The listing below should be printed exactly, every line of it. Skip the pictures.

Extracted data entries:

Start

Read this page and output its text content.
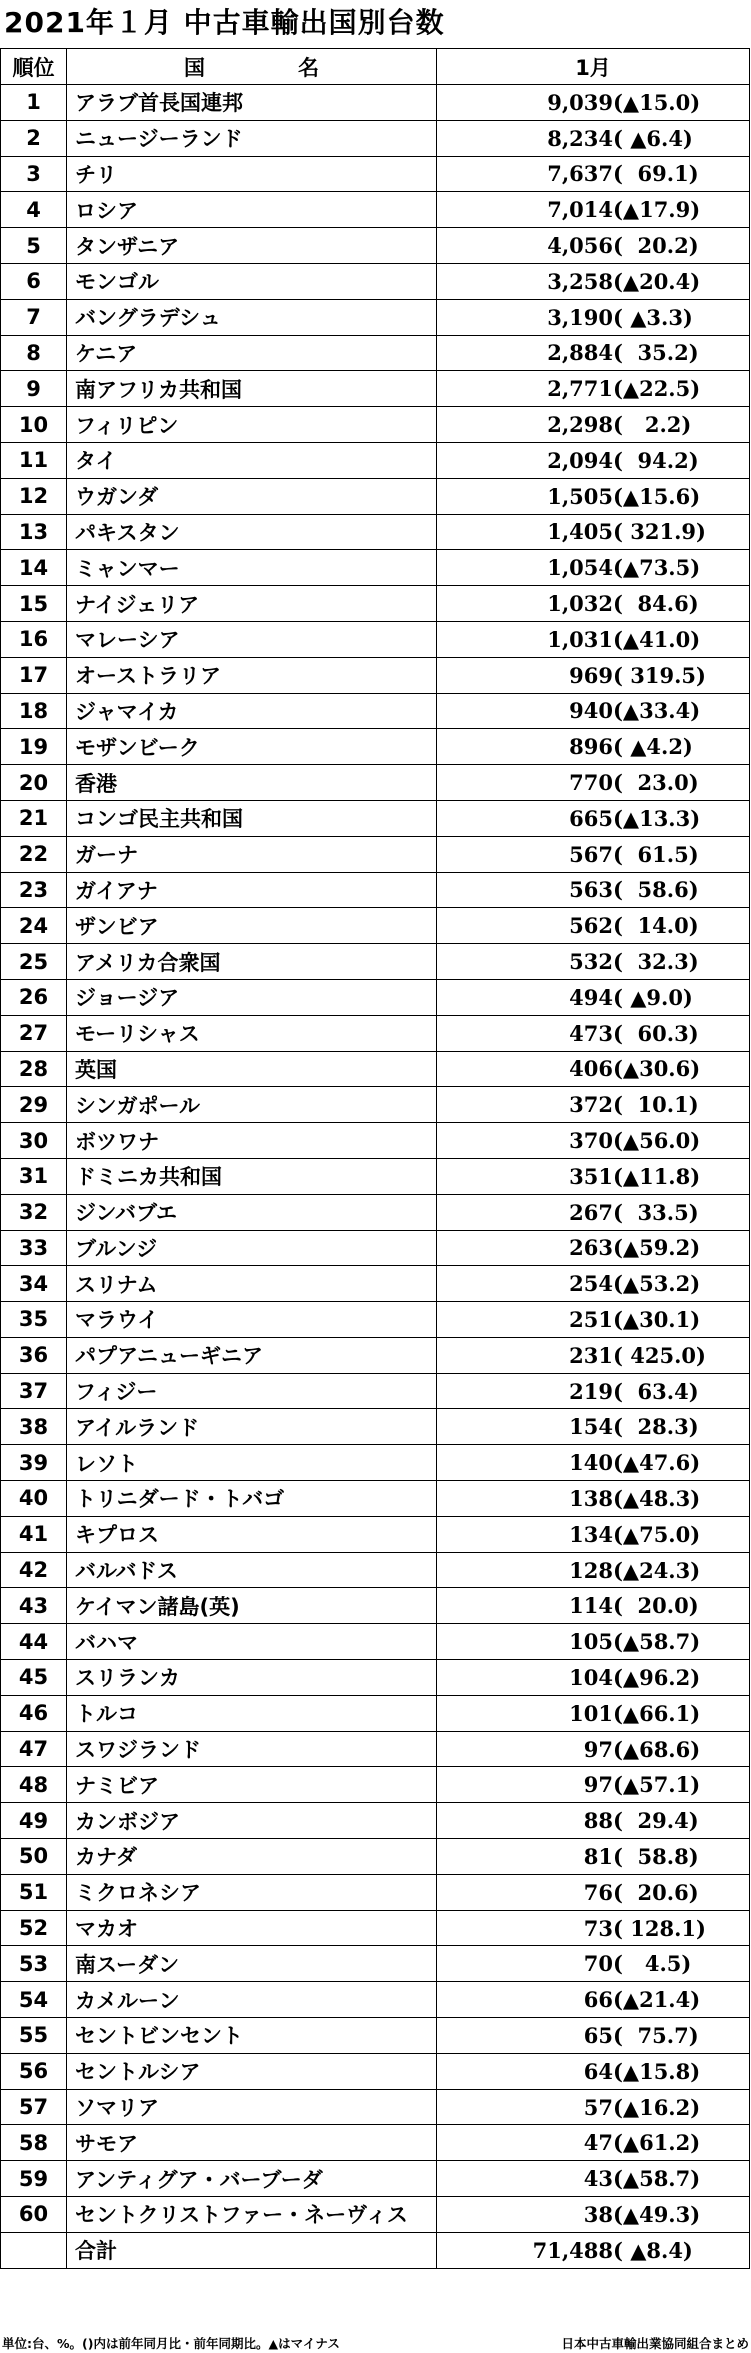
2021年１月 中古車輸出国別台数
順位	国　名	1月
1	アラブ首長国連邦	9,039(▲15.0)
2	ニュージーランド	8,234( ▲6.4)
3	チリ	7,637(  69.1)
4	ロシア	7,014(▲17.9)
5	タンザニア	4,056(  20.2)
6	モンゴル	3,258(▲20.4)
7	バングラデシュ	3,190( ▲3.3)
8	ケニア	2,884(  35.2)
9	南アフリカ共和国	2,771(▲22.5)
10	フィリピン	2,298(   2.2)
11	タイ	2,094(  94.2)
12	ウガンダ	1,505(▲15.6)
13	パキスタン	1,405( 321.9)
14	ミャンマー	1,054(▲73.5)
15	ナイジェリア	1,032(  84.6)
16	マレーシア	1,031(▲41.0)
17	オーストラリア	969( 319.5)
18	ジャマイカ	940(▲33.4)
19	モザンビーク	896( ▲4.2)
20	香港	770(  23.0)
21	コンゴ民主共和国	665(▲13.3)
22	ガーナ	567(  61.5)
23	ガイアナ	563(  58.6)
24	ザンビア	562(  14.0)
25	アメリカ合衆国	532(  32.3)
26	ジョージア	494( ▲9.0)
27	モーリシャス	473(  60.3)
28	英国	406(▲30.6)
29	シンガポール	372(  10.1)
30	ボツワナ	370(▲56.0)
31	ドミニカ共和国	351(▲11.8)
32	ジンバブエ	267(  33.5)
33	ブルンジ	263(▲59.2)
34	スリナム	254(▲53.2)
35	マラウイ	251(▲30.1)
36	パプアニューギニア	231( 425.0)
37	フィジー	219(  63.4)
38	アイルランド	154(  28.3)
39	レソト	140(▲47.6)
40	トリニダード・トバゴ	138(▲48.3)
41	キプロス	134(▲75.0)
42	バルバドス	128(▲24.3)
43	ケイマン諸島(英)	114(  20.0)
44	バハマ	105(▲58.7)
45	スリランカ	104(▲96.2)
46	トルコ	101(▲66.1)
47	スワジランド	97(▲68.6)
48	ナミビア	97(▲57.1)
49	カンボジア	88(  29.4)
50	カナダ	81(  58.8)
51	ミクロネシア	76(  20.6)
52	マカオ	73( 128.1)
53	南スーダン	70(   4.5)
54	カメルーン	66(▲21.4)
55	セントビンセント	65(  75.7)
56	セントルシア	64(▲15.8)
57	ソマリア	57(▲16.2)
58	サモア	47(▲61.2)
59	アンティグア・バーブーダ	43(▲58.7)
60	セントクリストファー・ネーヴィス	38(▲49.3)
	合計	71,488( ▲8.4)
単位:台、%。()内は前年同月比・前年同期比。▲はマイナス	日本中古車輸出業協同組合まとめ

End

EXERCISE RESPONSE >>
Read this page and output its text content.
2021年１月 中古車輸出国別台数
順位	国　名	1月
1	アラブ首長国連邦	9,039(▲15.0)
2	ニュージーランド	8,234( ▲6.4)
3	チリ	7,637(  69.1)
4	ロシア	7,014(▲17.9)
5	タンザニア	4,056(  20.2)
6	モンゴル	3,258(▲20.4)
7	バングラデシュ	3,190( ▲3.3)
8	ケニア	2,884(  35.2)
9	南アフリカ共和国	2,771(▲22.5)
10	フィリピン	2,298(   2.2)
11	タイ	2,094(  94.2)
12	ウガンダ	1,505(▲15.6)
13	パキスタン	1,405( 321.9)
14	ミャンマー	1,054(▲73.5)
15	ナイジェリア	1,032(  84.6)
16	マレーシア	1,031(▲41.0)
17	オーストラリア	969( 319.5)
18	ジャマイカ	940(▲33.4)
19	モザンビーク	896( ▲4.2)
20	香港	770(  23.0)
21	コンゴ民主共和国	665(▲13.3)
22	ガーナ	567(  61.5)
23	ガイアナ	563(  58.6)
24	ザンビア	562(  14.0)
25	アメリカ合衆国	532(  32.3)
26	ジョージア	494( ▲9.0)
27	モーリシャス	473(  60.3)
28	英国	406(▲30.6)
29	シンガポール	372(  10.1)
30	ボツワナ	370(▲56.0)
31	ドミニカ共和国	351(▲11.8)
32	ジンバブエ	267(  33.5)
33	ブルンジ	263(▲59.2)
34	スリナム	254(▲53.2)
35	マラウイ	251(▲30.1)
36	パプアニューギニア	231( 425.0)
37	フィジー	219(  63.4)
38	アイルランド	154(  28.3)
39	レソト	140(▲47.6)
40	トリニダード・トバゴ	138(▲48.3)
41	キプロス	134(▲75.0)
42	バルバドス	128(▲24.3)
43	ケイマン諸島(英)	114(  20.0)
44	バハマ	105(▲58.7)
45	スリランカ	104(▲96.2)
46	トルコ	101(▲66.1)
47	スワジランド	97(▲68.6)
48	ナミビア	97(▲57.1)
49	カンボジア	88(  29.4)
50	カナダ	81(  58.8)
51	ミクロネシア	76(  20.6)
52	マカオ	73( 128.1)
53	南スーダン	70(   4.5)
54	カメルーン	66(▲21.4)
55	セントビンセント	65(  75.7)
56	セントルシア	64(▲15.8)
57	ソマリア	57(▲16.2)
58	サモア	47(▲61.2)
59	アンティグア・バーブーダ	43(▲58.7)
60	セントクリストファー・ネーヴィス	38(▲49.3)
	合計	71,488( ▲8.4)
単位:台、%。()内は前年同月比・前年同期比。▲はマイナス	日本中古車輸出業協同組合まとめ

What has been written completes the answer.